(Dataset items)
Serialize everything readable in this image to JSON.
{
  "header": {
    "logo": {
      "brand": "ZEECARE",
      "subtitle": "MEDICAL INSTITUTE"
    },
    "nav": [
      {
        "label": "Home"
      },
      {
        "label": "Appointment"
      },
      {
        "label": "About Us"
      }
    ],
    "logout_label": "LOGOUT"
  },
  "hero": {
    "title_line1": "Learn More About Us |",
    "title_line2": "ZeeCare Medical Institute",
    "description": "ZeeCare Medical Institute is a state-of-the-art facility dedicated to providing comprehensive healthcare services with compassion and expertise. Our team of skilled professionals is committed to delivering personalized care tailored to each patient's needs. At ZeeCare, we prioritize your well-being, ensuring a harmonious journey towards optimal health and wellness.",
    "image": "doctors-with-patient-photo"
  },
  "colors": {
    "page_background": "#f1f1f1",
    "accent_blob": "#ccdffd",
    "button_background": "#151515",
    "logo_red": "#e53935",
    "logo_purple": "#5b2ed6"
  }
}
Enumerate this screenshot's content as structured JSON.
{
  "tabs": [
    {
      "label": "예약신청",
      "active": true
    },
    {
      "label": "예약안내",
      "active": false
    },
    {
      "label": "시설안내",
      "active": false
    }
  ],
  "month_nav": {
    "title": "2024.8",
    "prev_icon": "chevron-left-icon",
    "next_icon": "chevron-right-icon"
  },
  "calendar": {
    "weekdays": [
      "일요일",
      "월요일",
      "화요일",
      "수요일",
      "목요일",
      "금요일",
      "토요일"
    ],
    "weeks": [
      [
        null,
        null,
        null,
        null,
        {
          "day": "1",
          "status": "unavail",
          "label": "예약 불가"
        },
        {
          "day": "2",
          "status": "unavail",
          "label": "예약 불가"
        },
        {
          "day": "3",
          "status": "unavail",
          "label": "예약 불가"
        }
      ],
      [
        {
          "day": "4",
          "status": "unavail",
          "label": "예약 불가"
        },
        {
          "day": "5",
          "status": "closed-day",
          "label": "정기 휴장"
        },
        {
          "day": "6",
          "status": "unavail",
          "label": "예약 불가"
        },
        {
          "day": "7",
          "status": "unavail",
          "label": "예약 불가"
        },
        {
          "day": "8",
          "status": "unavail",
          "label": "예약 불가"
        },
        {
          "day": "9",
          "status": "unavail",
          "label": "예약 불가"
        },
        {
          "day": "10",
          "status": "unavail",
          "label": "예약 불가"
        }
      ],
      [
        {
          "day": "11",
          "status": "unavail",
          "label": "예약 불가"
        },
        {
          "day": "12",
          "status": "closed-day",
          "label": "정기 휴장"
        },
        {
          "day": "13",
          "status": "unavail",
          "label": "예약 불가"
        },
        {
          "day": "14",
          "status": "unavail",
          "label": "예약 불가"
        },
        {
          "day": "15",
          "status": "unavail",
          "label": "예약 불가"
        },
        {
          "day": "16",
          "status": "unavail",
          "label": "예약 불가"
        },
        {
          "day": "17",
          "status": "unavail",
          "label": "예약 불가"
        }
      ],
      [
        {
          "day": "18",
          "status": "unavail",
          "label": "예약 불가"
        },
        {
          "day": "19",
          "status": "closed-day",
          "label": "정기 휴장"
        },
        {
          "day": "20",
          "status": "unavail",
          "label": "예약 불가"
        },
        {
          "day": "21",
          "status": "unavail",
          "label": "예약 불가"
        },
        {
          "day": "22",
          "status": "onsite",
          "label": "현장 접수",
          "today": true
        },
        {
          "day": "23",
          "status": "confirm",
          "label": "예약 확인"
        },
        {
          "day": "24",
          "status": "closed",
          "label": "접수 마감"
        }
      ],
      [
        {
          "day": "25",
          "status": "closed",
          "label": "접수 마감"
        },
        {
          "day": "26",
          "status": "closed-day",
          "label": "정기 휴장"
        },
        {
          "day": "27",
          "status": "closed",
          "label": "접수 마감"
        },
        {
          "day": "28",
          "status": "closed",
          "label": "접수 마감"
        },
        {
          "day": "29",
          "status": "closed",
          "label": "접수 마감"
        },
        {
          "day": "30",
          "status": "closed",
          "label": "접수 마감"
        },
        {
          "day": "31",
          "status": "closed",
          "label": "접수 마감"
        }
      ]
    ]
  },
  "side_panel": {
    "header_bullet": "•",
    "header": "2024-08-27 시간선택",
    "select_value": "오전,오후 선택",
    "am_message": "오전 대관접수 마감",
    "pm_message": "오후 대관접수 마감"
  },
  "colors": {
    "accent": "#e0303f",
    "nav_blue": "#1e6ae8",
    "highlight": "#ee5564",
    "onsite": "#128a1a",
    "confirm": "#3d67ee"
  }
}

▶ **Exercise task**: Please restate the data word for word, every record included.

▶ **Expected answer**:
Serialize everything readable in this image to JSON.
{
  "header": {
    "logo": {
      "brand": "ZEECARE",
      "subtitle": "MEDICAL INSTITUTE"
    },
    "nav": [
      {
        "label": "Home"
      },
      {
        "label": "Appointment"
      },
      {
        "label": "About Us"
      }
    ],
    "logout_label": "LOGOUT"
  },
  "hero": {
    "title_line1": "Learn More About Us |",
    "title_line2": "ZeeCare Medical Institute",
    "description": "ZeeCare Medical Institute is a state-of-the-art facility dedicated to providing comprehensive healthcare services with compassion and expertise. Our team of skilled professionals is committed to delivering personalized care tailored to each patient's needs. At ZeeCare, we prioritize your well-being, ensuring a harmonious journey towards optimal health and wellness.",
    "image": "doctors-with-patient-photo"
  },
  "colors": {
    "page_background": "#f1f1f1",
    "accent_blob": "#ccdffd",
    "button_background": "#151515",
    "logo_red": "#e53935",
    "logo_purple": "#5b2ed6"
  }
}
Enumerate this screenshot's content as structured JSON.
{
  "tabs": [
    {
      "label": "예약신청",
      "active": true
    },
    {
      "label": "예약안내",
      "active": false
    },
    {
      "label": "시설안내",
      "active": false
    }
  ],
  "month_nav": {
    "title": "2024.8",
    "prev_icon": "chevron-left-icon",
    "next_icon": "chevron-right-icon"
  },
  "calendar": {
    "weekdays": [
      "일요일",
      "월요일",
      "화요일",
      "수요일",
      "목요일",
      "금요일",
      "토요일"
    ],
    "weeks": [
      [
        null,
        null,
        null,
        null,
        {
          "day": "1",
          "status": "unavail",
          "label": "예약 불가"
        },
        {
          "day": "2",
          "status": "unavail",
          "label": "예약 불가"
        },
        {
          "day": "3",
          "status": "unavail",
          "label": "예약 불가"
        }
      ],
      [
        {
          "day": "4",
          "status": "unavail",
          "label": "예약 불가"
        },
        {
          "day": "5",
          "status": "closed-day",
          "label": "정기 휴장"
        },
        {
          "day": "6",
          "status": "unavail",
          "label": "예약 불가"
        },
        {
          "day": "7",
          "status": "unavail",
          "label": "예약 불가"
        },
        {
          "day": "8",
          "status": "unavail",
          "label": "예약 불가"
        },
        {
          "day": "9",
          "status": "unavail",
          "label": "예약 불가"
        },
        {
          "day": "10",
          "status": "unavail",
          "label": "예약 불가"
        }
      ],
      [
        {
          "day": "11",
          "status": "unavail",
          "label": "예약 불가"
        },
        {
          "day": "12",
          "status": "closed-day",
          "label": "정기 휴장"
        },
        {
          "day": "13",
          "status": "unavail",
          "label": "예약 불가"
        },
        {
          "day": "14",
          "status": "unavail",
          "label": "예약 불가"
        },
        {
          "day": "15",
          "status": "unavail",
          "label": "예약 불가"
        },
        {
          "day": "16",
          "status": "unavail",
          "label": "예약 불가"
        },
        {
          "day": "17",
          "status": "unavail",
          "label": "예약 불가"
        }
      ],
      [
        {
          "day": "18",
          "status": "unavail",
          "label": "예약 불가"
        },
        {
          "day": "19",
          "status": "closed-day",
          "label": "정기 휴장"
        },
        {
          "day": "20",
          "status": "unavail",
          "label": "예약 불가"
        },
        {
          "day": "21",
          "status": "unavail",
          "label": "예약 불가"
        },
        {
          "day": "22",
          "status": "onsite",
          "label": "현장 접수",
          "today": true
        },
        {
          "day": "23",
          "status": "confirm",
          "label": "예약 확인"
        },
        {
          "day": "24",
          "status": "closed",
          "label": "접수 마감"
        }
      ],
      [
        {
          "day": "25",
          "status": "closed",
          "label": "접수 마감"
        },
        {
          "day": "26",
          "status": "closed-day",
          "label": "정기 휴장"
        },
        {
          "day": "27",
          "status": "closed",
          "label": "접수 마감"
        },
        {
          "day": "28",
          "status": "closed",
          "label": "접수 마감"
        },
        {
          "day": "29",
          "status": "closed",
          "label": "접수 마감"
        },
        {
          "day": "30",
          "status": "closed",
          "label": "접수 마감"
        },
        {
          "day": "31",
          "status": "closed",
          "label": "접수 마감"
        }
      ]
    ]
  },
  "side_panel": {
    "header_bullet": "•",
    "header": "2024-08-27 시간선택",
    "select_value": "오전,오후 선택",
    "am_message": "오전 대관접수 마감",
    "pm_message": "오후 대관접수 마감"
  },
  "colors": {
    "accent": "#e0303f",
    "nav_blue": "#1e6ae8",
    "highlight": "#ee5564",
    "onsite": "#128a1a",
    "confirm": "#3d67ee"
  }
}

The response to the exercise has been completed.